- _Prompt_: Count, in the listing that follows, every line containing the word "Copy". Give the number by itself.

- _Recorded information_:
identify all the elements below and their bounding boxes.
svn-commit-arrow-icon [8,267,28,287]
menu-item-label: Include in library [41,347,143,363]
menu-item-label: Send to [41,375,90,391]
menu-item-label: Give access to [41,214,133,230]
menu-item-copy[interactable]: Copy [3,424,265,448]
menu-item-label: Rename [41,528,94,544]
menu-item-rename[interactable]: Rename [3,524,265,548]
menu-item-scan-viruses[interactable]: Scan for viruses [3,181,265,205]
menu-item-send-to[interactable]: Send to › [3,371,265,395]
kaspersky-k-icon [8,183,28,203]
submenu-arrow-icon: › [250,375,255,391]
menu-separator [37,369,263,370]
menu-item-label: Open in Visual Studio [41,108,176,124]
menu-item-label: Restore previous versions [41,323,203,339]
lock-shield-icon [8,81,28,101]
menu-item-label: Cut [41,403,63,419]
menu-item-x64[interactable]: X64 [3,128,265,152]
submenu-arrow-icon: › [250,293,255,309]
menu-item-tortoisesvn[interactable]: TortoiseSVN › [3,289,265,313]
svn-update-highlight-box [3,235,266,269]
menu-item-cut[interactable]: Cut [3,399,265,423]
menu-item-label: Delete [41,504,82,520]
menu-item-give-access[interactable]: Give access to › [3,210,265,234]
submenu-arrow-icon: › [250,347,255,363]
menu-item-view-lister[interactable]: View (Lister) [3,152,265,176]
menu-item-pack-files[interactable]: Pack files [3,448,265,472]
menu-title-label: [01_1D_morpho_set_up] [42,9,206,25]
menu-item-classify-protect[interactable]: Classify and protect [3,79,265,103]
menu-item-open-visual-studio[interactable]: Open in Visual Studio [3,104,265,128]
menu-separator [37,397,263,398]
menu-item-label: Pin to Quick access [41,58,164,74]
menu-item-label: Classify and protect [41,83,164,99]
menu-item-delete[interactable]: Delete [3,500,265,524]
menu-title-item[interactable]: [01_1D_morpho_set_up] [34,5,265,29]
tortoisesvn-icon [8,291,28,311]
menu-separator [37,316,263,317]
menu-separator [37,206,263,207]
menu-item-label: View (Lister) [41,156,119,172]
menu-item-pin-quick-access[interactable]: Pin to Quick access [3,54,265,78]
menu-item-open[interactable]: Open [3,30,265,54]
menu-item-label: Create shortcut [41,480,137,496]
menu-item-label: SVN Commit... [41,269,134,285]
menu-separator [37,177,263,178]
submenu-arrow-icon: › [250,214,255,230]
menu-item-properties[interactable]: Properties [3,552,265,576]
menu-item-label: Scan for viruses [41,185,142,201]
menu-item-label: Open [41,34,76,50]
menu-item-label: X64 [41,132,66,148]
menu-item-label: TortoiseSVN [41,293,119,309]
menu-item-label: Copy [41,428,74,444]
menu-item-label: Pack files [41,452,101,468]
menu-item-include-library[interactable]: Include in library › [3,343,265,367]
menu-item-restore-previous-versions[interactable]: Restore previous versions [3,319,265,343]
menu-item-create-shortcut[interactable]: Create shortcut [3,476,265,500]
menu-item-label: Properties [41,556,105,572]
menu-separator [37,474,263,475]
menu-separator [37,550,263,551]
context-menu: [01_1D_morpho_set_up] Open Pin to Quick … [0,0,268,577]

- _Task response_: 2